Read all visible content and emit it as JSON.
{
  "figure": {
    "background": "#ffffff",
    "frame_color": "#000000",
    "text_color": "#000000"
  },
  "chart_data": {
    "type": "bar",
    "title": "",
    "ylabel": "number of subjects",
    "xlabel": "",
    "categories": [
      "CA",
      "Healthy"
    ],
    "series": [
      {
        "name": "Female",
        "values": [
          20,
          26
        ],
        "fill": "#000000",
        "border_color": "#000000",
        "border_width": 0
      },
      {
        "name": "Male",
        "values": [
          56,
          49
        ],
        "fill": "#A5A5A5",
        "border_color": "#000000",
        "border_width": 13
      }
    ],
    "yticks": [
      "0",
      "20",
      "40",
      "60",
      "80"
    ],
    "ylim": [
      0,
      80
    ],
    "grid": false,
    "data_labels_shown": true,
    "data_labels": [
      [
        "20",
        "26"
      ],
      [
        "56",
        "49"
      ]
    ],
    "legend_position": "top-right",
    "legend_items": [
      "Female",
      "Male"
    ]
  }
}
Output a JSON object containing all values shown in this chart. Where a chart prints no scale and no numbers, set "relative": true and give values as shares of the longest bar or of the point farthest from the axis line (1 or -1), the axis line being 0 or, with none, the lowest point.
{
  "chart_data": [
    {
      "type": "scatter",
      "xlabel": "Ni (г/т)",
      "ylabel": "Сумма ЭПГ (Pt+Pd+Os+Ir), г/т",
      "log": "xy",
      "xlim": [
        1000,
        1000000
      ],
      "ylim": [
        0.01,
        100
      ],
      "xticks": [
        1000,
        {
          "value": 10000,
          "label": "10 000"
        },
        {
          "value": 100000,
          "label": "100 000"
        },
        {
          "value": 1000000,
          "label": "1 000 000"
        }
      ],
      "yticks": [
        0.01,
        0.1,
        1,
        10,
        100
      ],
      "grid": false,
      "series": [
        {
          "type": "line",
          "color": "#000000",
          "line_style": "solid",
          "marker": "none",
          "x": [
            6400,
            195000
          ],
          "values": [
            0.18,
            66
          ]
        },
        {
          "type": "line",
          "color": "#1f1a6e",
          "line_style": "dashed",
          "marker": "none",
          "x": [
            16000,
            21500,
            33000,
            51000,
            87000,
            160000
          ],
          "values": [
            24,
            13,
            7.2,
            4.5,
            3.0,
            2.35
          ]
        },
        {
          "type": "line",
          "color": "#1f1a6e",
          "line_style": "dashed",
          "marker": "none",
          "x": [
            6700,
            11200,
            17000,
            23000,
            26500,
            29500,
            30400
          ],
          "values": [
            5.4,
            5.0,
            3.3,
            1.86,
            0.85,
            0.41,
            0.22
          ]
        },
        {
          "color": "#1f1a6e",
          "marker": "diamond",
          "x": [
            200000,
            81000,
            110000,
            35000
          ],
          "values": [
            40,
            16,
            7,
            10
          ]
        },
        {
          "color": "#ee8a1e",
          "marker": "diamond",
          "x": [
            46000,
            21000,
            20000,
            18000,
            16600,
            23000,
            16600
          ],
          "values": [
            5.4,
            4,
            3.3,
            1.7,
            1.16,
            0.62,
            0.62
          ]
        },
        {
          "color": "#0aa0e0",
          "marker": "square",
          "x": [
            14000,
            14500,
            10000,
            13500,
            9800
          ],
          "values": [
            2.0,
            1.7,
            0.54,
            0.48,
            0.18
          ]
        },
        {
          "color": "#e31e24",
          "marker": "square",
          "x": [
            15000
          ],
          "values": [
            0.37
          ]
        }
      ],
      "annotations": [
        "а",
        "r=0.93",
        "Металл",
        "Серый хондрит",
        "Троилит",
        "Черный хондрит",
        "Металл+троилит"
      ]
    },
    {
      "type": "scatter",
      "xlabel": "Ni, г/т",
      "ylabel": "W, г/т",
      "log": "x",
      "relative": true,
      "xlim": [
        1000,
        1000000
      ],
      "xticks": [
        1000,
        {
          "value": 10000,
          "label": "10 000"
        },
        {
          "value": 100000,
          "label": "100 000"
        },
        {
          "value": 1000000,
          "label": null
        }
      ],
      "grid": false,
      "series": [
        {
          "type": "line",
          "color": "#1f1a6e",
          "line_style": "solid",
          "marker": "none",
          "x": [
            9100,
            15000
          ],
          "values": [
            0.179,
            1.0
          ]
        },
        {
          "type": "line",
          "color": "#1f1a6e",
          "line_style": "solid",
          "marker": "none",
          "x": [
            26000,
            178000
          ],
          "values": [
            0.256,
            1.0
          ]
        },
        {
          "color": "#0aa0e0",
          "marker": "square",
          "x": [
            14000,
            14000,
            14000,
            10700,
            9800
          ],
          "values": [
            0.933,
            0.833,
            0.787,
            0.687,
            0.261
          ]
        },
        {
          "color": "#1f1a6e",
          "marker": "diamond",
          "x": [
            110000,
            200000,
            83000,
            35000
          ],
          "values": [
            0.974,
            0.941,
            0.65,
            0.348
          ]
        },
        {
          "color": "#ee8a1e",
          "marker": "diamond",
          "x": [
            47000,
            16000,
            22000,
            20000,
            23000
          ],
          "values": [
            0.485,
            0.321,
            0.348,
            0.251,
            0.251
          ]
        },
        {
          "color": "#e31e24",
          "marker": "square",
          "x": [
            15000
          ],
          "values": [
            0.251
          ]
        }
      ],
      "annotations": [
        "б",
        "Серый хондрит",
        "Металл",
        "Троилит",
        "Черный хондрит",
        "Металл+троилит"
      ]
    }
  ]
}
------------------------------------------------------------
• What needs to be done: Repeat the material in full, exactly as it stands.

• Finished task:
Read all visible content and emit it as JSON.
{
  "figure": {
    "background": "#ffffff",
    "frame_color": "#000000",
    "text_color": "#000000"
  },
  "chart_data": {
    "type": "bar",
    "title": "",
    "ylabel": "number of subjects",
    "xlabel": "",
    "categories": [
      "CA",
      "Healthy"
    ],
    "series": [
      {
        "name": "Female",
        "values": [
          20,
          26
        ],
        "fill": "#000000",
        "border_color": "#000000",
        "border_width": 0
      },
      {
        "name": "Male",
        "values": [
          56,
          49
        ],
        "fill": "#A5A5A5",
        "border_color": "#000000",
        "border_width": 13
      }
    ],
    "yticks": [
      "0",
      "20",
      "40",
      "60",
      "80"
    ],
    "ylim": [
      0,
      80
    ],
    "grid": false,
    "data_labels_shown": true,
    "data_labels": [
      [
        "20",
        "26"
      ],
      [
        "56",
        "49"
      ]
    ],
    "legend_position": "top-right",
    "legend_items": [
      "Female",
      "Male"
    ]
  }
}
Output a JSON object containing all values shown in this chart. Where a chart prints no scale and no numbers, set "relative": true and give values as shares of the longest bar or of the point farthest from the axis line (1 or -1), the axis line being 0 or, with none, the lowest point.
{
  "chart_data": [
    {
      "type": "scatter",
      "xlabel": "Ni (г/т)",
      "ylabel": "Сумма ЭПГ (Pt+Pd+Os+Ir), г/т",
      "log": "xy",
      "xlim": [
        1000,
        1000000
      ],
      "ylim": [
        0.01,
        100
      ],
      "xticks": [
        1000,
        {
          "value": 10000,
          "label": "10 000"
        },
        {
          "value": 100000,
          "label": "100 000"
        },
        {
          "value": 1000000,
          "label": "1 000 000"
        }
      ],
      "yticks": [
        0.01,
        0.1,
        1,
        10,
        100
      ],
      "grid": false,
      "series": [
        {
          "type": "line",
          "color": "#000000",
          "line_style": "solid",
          "marker": "none",
          "x": [
            6400,
            195000
          ],
          "values": [
            0.18,
            66
          ]
        },
        {
          "type": "line",
          "color": "#1f1a6e",
          "line_style": "dashed",
          "marker": "none",
          "x": [
            16000,
            21500,
            33000,
            51000,
            87000,
            160000
          ],
          "values": [
            24,
            13,
            7.2,
            4.5,
            3.0,
            2.35
          ]
        },
        {
          "type": "line",
          "color": "#1f1a6e",
          "line_style": "dashed",
          "marker": "none",
          "x": [
            6700,
            11200,
            17000,
            23000,
            26500,
            29500,
            30400
          ],
          "values": [
            5.4,
            5.0,
            3.3,
            1.86,
            0.85,
            0.41,
            0.22
          ]
        },
        {
          "color": "#1f1a6e",
          "marker": "diamond",
          "x": [
            200000,
            81000,
            110000,
            35000
          ],
          "values": [
            40,
            16,
            7,
            10
          ]
        },
        {
          "color": "#ee8a1e",
          "marker": "diamond",
          "x": [
            46000,
            21000,
            20000,
            18000,
            16600,
            23000,
            16600
          ],
          "values": [
            5.4,
            4,
            3.3,
            1.7,
            1.16,
            0.62,
            0.62
          ]
        },
        {
          "color": "#0aa0e0",
          "marker": "square",
          "x": [
            14000,
            14500,
            10000,
            13500,
            9800
          ],
          "values": [
            2.0,
            1.7,
            0.54,
            0.48,
            0.18
          ]
        },
        {
          "color": "#e31e24",
          "marker": "square",
          "x": [
            15000
          ],
          "values": [
            0.37
          ]
        }
      ],
      "annotations": [
        "а",
        "r=0.93",
        "Металл",
        "Серый хондрит",
        "Троилит",
        "Черный хондрит",
        "Металл+троилит"
      ]
    },
    {
      "type": "scatter",
      "xlabel": "Ni, г/т",
      "ylabel": "W, г/т",
      "log": "x",
      "relative": true,
      "xlim": [
        1000,
        1000000
      ],
      "xticks": [
        1000,
        {
          "value": 10000,
          "label": "10 000"
        },
        {
          "value": 100000,
          "label": "100 000"
        },
        {
          "value": 1000000,
          "label": null
        }
      ],
      "grid": false,
      "series": [
        {
          "type": "line",
          "color": "#1f1a6e",
          "line_style": "solid",
          "marker": "none",
          "x": [
            9100,
            15000
          ],
          "values": [
            0.179,
            1.0
          ]
        },
        {
          "type": "line",
          "color": "#1f1a6e",
          "line_style": "solid",
          "marker": "none",
          "x": [
            26000,
            178000
          ],
          "values": [
            0.256,
            1.0
          ]
        },
        {
          "color": "#0aa0e0",
          "marker": "square",
          "x": [
            14000,
            14000,
            14000,
            10700,
            9800
          ],
          "values": [
            0.933,
            0.833,
            0.787,
            0.687,
            0.261
          ]
        },
        {
          "color": "#1f1a6e",
          "marker": "diamond",
          "x": [
            110000,
            200000,
            83000,
            35000
          ],
          "values": [
            0.974,
            0.941,
            0.65,
            0.348
          ]
        },
        {
          "color": "#ee8a1e",
          "marker": "diamond",
          "x": [
            47000,
            16000,
            22000,
            20000,
            23000
          ],
          "values": [
            0.485,
            0.321,
            0.348,
            0.251,
            0.251
          ]
        },
        {
          "color": "#e31e24",
          "marker": "square",
          "x": [
            15000
          ],
          "values": [
            0.251
          ]
        }
      ],
      "annotations": [
        "б",
        "Серый хондрит",
        "Металл",
        "Троилит",
        "Черный хондрит",
        "Металл+троилит"
      ]
    }
  ]
}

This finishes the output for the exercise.